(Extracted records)
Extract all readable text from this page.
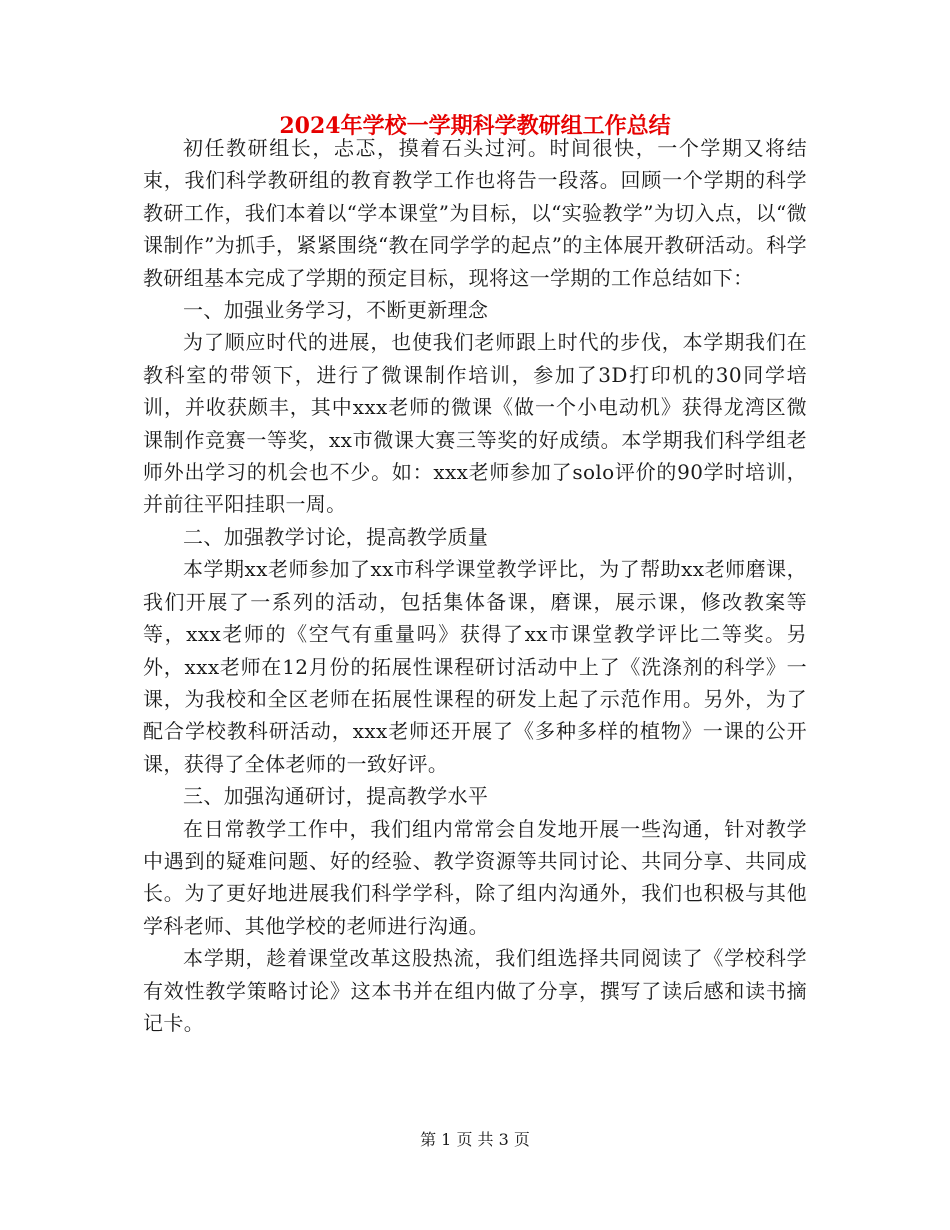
2024年学校一学期科学教研组工作总结

初任教研组长，忐忑，摸着石头过河。时间很快，一个学期又将结束，我们科学教研组的教育教学工作也将告一段落。回顾一个学期的科学教研工作，我们本着以“学本课堂”为目标，以“实验教学”为切入点，以“微课制作”为抓手，紧紧围绕“教在同学学的起点”的主体展开教研活动。科学教研组基本完成了学期的预定目标，现将这一学期的工作总结如下：

一、加强业务学习，不断更新理念

为了顺应时代的进展，也使我们老师跟上时代的步伐，本学期我们在教科室的带领下，进行了微课制作培训，参加了3D打印机的30同学培训，并收获颇丰，其中xxx老师的微课《做一个小电动机》获得龙湾区微课制作竞赛一等奖，xx市微课大赛三等奖的好成绩。本学期我们科学组老师外出学习的机会也不少。如：xxx老师参加了solo评价的90学时培训，并前往平阳挂职一周。

二、加强教学讨论，提高教学质量

本学期xx老师参加了xx市科学课堂教学评比，为了帮助xx老师磨课，我们开展了一系列的活动，包括集体备课，磨课，展示课，修改教案等等，xxx老师的《空气有重量吗》获得了xx市课堂教学评比二等奖。另外，xxx老师在12月份的拓展性课程研讨活动中上了《洗涤剂的科学》一课，为我校和全区老师在拓展性课程的研发上起了示范作用。另外，为了配合学校教科研活动，xxx老师还开展了《多种多样的植物》一课的公开课，获得了全体老师的一致好评。

三、加强沟通研讨，提高教学水平

在日常教学工作中，我们组内常常会自发地开展一些沟通，针对教学中遇到的疑难问题、好的经验、教学资源等共同讨论、共同分享、共同成长。为了更好地进展我们科学学科，除了组内沟通外，我们也积极与其他学科老师、其他学校的老师进行沟通。

本学期，趁着课堂改革这股热流，我们组选择共同阅读了《学校科学有效性教学策略讨论》这本书并在组内做了分享，撰写了读后感和读书摘记卡。

第 1 页 共 3 页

_Short task_
Return the listing above unchanged, apart from dropping its pictures.

_Complete answer_
Extract all readable text from this page.
2024年学校一学期科学教研组工作总结

初任教研组长，忐忑，摸着石头过河。时间很快，一个学期又将结束，我们科学教研组的教育教学工作也将告一段落。回顾一个学期的科学教研工作，我们本着以“学本课堂”为目标，以“实验教学”为切入点，以“微课制作”为抓手，紧紧围绕“教在同学学的起点”的主体展开教研活动。科学教研组基本完成了学期的预定目标，现将这一学期的工作总结如下：

一、加强业务学习，不断更新理念

为了顺应时代的进展，也使我们老师跟上时代的步伐，本学期我们在教科室的带领下，进行了微课制作培训，参加了3D打印机的30同学培训，并收获颇丰，其中xxx老师的微课《做一个小电动机》获得龙湾区微课制作竞赛一等奖，xx市微课大赛三等奖的好成绩。本学期我们科学组老师外出学习的机会也不少。如：xxx老师参加了solo评价的90学时培训，并前往平阳挂职一周。

二、加强教学讨论，提高教学质量

本学期xx老师参加了xx市科学课堂教学评比，为了帮助xx老师磨课，我们开展了一系列的活动，包括集体备课，磨课，展示课，修改教案等等，xxx老师的《空气有重量吗》获得了xx市课堂教学评比二等奖。另外，xxx老师在12月份的拓展性课程研讨活动中上了《洗涤剂的科学》一课，为我校和全区老师在拓展性课程的研发上起了示范作用。另外，为了配合学校教科研活动，xxx老师还开展了《多种多样的植物》一课的公开课，获得了全体老师的一致好评。

三、加强沟通研讨，提高教学水平

在日常教学工作中，我们组内常常会自发地开展一些沟通，针对教学中遇到的疑难问题、好的经验、教学资源等共同讨论、共同分享、共同成长。为了更好地进展我们科学学科，除了组内沟通外，我们也积极与其他学科老师、其他学校的老师进行沟通。

本学期，趁着课堂改革这股热流，我们组选择共同阅读了《学校科学有效性教学策略讨论》这本书并在组内做了分享，撰写了读后感和读书摘记卡。

第 1 页 共 3 页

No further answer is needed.